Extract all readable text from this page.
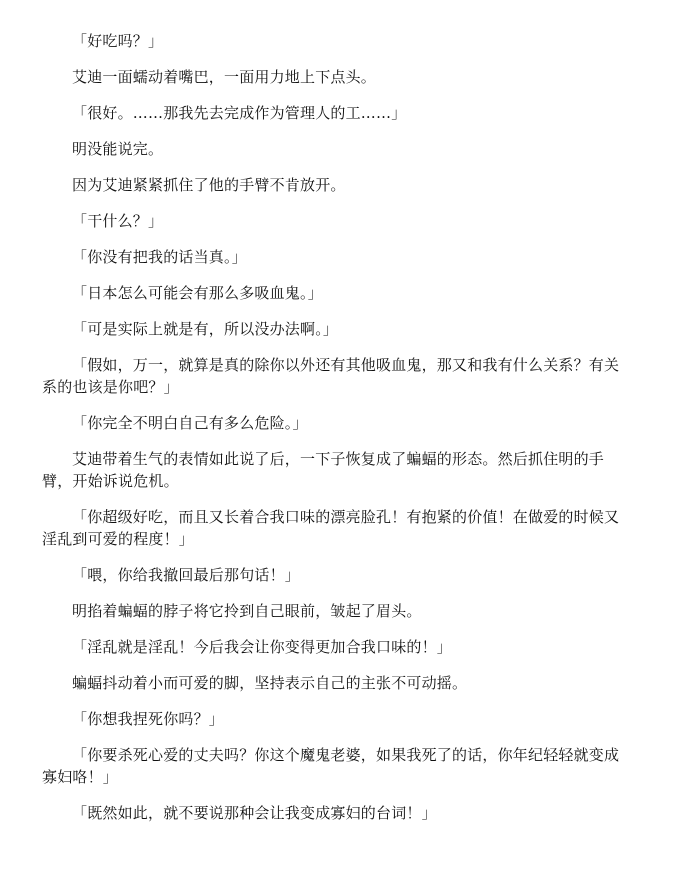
「好吃吗？」

艾迪一面蠕动着嘴巴，一面用力地上下点头。

「很好。……那我先去完成作为管理人的工……」

明没能说完。

因为艾迪紧紧抓住了他的手臂不肯放开。

「干什么？」

「你没有把我的话当真。」

「日本怎么可能会有那么多吸血鬼。」

「可是实际上就是有，所以没办法啊。」

「假如，万一，就算是真的除你以外还有其他吸血鬼，那又和我有什么关系？有关系的也该是你吧？」

「你完全不明白自己有多么危险。」

艾迪带着生气的表情如此说了后，一下子恢复成了蝙蝠的形态。然后抓住明的手臂，开始诉说危机。

「你超级好吃，而且又长着合我口味的漂亮脸孔！有抱紧的价值！在做爱的时候又淫乱到可爱的程度！」

「喂，你给我撤回最后那句话！」

明掐着蝙蝠的脖子将它拎到自己眼前，皱起了眉头。

「淫乱就是淫乱！今后我会让你变得更加合我口味的！」

蝙蝠抖动着小而可爱的脚，坚持表示自己的主张不可动摇。

「你想我捏死你吗？」

「你要杀死心爱的丈夫吗？你这个魔鬼老婆，如果我死了的话，你年纪轻轻就变成寡妇咯！」

「既然如此，就不要说那种会让我变成寡妇的台词！」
----------------------------------------
REQUEST:
Restate each of the entries above word for word and skip every image.

WRITTEN RESPONSE:
Extract all readable text from this page.
「好吃吗？」

艾迪一面蠕动着嘴巴，一面用力地上下点头。

「很好。……那我先去完成作为管理人的工……」

明没能说完。

因为艾迪紧紧抓住了他的手臂不肯放开。

「干什么？」

「你没有把我的话当真。」

「日本怎么可能会有那么多吸血鬼。」

「可是实际上就是有，所以没办法啊。」

「假如，万一，就算是真的除你以外还有其他吸血鬼，那又和我有什么关系？有关系的也该是你吧？」

「你完全不明白自己有多么危险。」

艾迪带着生气的表情如此说了后，一下子恢复成了蝙蝠的形态。然后抓住明的手臂，开始诉说危机。

「你超级好吃，而且又长着合我口味的漂亮脸孔！有抱紧的价值！在做爱的时候又淫乱到可爱的程度！」

「喂，你给我撤回最后那句话！」

明掐着蝙蝠的脖子将它拎到自己眼前，皱起了眉头。

「淫乱就是淫乱！今后我会让你变得更加合我口味的！」

蝙蝠抖动着小而可爱的脚，坚持表示自己的主张不可动摇。

「你想我捏死你吗？」

「你要杀死心爱的丈夫吗？你这个魔鬼老婆，如果我死了的话，你年纪轻轻就变成寡妇咯！」

「既然如此，就不要说那种会让我变成寡妇的台词！」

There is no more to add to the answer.